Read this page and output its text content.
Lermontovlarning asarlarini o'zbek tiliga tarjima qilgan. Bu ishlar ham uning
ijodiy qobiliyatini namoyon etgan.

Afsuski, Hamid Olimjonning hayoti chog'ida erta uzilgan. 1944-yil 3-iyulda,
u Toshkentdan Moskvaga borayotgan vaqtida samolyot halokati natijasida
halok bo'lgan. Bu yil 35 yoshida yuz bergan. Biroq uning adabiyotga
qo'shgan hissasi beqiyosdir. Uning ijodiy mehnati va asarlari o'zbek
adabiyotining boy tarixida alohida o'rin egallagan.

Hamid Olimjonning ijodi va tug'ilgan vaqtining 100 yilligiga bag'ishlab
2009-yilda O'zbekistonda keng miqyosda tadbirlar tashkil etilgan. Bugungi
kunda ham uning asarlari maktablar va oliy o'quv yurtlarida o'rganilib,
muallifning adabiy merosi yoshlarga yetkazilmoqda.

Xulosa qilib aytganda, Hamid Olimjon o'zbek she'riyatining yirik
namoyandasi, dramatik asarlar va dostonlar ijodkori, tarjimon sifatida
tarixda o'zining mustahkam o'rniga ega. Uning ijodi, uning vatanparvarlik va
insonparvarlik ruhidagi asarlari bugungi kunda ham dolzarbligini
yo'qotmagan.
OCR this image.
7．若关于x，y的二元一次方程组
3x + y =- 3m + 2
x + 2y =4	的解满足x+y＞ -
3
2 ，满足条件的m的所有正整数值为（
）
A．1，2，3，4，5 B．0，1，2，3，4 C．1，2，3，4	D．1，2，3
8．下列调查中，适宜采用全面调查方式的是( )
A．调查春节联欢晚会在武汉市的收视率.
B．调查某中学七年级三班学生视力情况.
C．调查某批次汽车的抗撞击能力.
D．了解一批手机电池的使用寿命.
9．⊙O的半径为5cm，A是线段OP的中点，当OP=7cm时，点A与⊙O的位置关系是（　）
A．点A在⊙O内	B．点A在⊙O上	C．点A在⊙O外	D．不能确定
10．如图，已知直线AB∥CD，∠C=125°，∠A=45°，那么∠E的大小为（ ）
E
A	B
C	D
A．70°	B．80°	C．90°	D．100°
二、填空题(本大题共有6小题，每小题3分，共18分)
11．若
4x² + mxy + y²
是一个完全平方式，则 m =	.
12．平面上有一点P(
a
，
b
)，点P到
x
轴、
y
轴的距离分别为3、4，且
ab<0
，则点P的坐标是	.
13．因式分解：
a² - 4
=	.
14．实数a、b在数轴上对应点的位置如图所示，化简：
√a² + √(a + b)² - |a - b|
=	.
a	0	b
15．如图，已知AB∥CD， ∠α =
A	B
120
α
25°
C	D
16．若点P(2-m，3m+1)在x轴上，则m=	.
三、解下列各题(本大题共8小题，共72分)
────────────────────
**DIRECTIONS**
Please quote the records above exactly, without skipping a line.

**FINAL ANSWER**
Read this page and output its text content.
Lermontovlarning asarlarini o'zbek tiliga tarjima qilgan. Bu ishlar ham uning
ijodiy qobiliyatini namoyon etgan.

Afsuski, Hamid Olimjonning hayoti chog'ida erta uzilgan. 1944-yil 3-iyulda,
u Toshkentdan Moskvaga borayotgan vaqtida samolyot halokati natijasida
halok bo'lgan. Bu yil 35 yoshida yuz bergan. Biroq uning adabiyotga
qo'shgan hissasi beqiyosdir. Uning ijodiy mehnati va asarlari o'zbek
adabiyotining boy tarixida alohida o'rin egallagan.

Hamid Olimjonning ijodi va tug'ilgan vaqtining 100 yilligiga bag'ishlab
2009-yilda O'zbekistonda keng miqyosda tadbirlar tashkil etilgan. Bugungi
kunda ham uning asarlari maktablar va oliy o'quv yurtlarida o'rganilib,
muallifning adabiy merosi yoshlarga yetkazilmoqda.

Xulosa qilib aytganda, Hamid Olimjon o'zbek she'riyatining yirik
namoyandasi, dramatik asarlar va dostonlar ijodkori, tarjimon sifatida
tarixda o'zining mustahkam o'rniga ega. Uning ijodi, uning vatanparvarlik va
insonparvarlik ruhidagi asarlari bugungi kunda ham dolzarbligini
yo'qotmagan.
OCR this image.
7．若关于x，y的二元一次方程组
3x + y =- 3m + 2
x + 2y =4	的解满足x+y＞ -
3
2 ，满足条件的m的所有正整数值为（
）
A．1，2，3，4，5 B．0，1，2，3，4 C．1，2，3，4	D．1，2，3
8．下列调查中，适宜采用全面调查方式的是( )
A．调查春节联欢晚会在武汉市的收视率.
B．调查某中学七年级三班学生视力情况.
C．调查某批次汽车的抗撞击能力.
D．了解一批手机电池的使用寿命.
9．⊙O的半径为5cm，A是线段OP的中点，当OP=7cm时，点A与⊙O的位置关系是（　）
A．点A在⊙O内	B．点A在⊙O上	C．点A在⊙O外	D．不能确定
10．如图，已知直线AB∥CD，∠C=125°，∠A=45°，那么∠E的大小为（ ）
E
A	B
C	D
A．70°	B．80°	C．90°	D．100°
二、填空题(本大题共有6小题，每小题3分，共18分)
11．若
4x² + mxy + y²
是一个完全平方式，则 m =	.
12．平面上有一点P(
a
，
b
)，点P到
x
轴、
y
轴的距离分别为3、4，且
ab<0
，则点P的坐标是	.
13．因式分解：
a² - 4
=	.
14．实数a、b在数轴上对应点的位置如图所示，化简：
√a² + √(a + b)² - |a - b|
=	.
a	0	b
15．如图，已知AB∥CD， ∠α =
A	B
120
α
25°
C	D
16．若点P(2-m，3m+1)在x轴上，则m=	.
三、解下列各题(本大题共8小题，共72分)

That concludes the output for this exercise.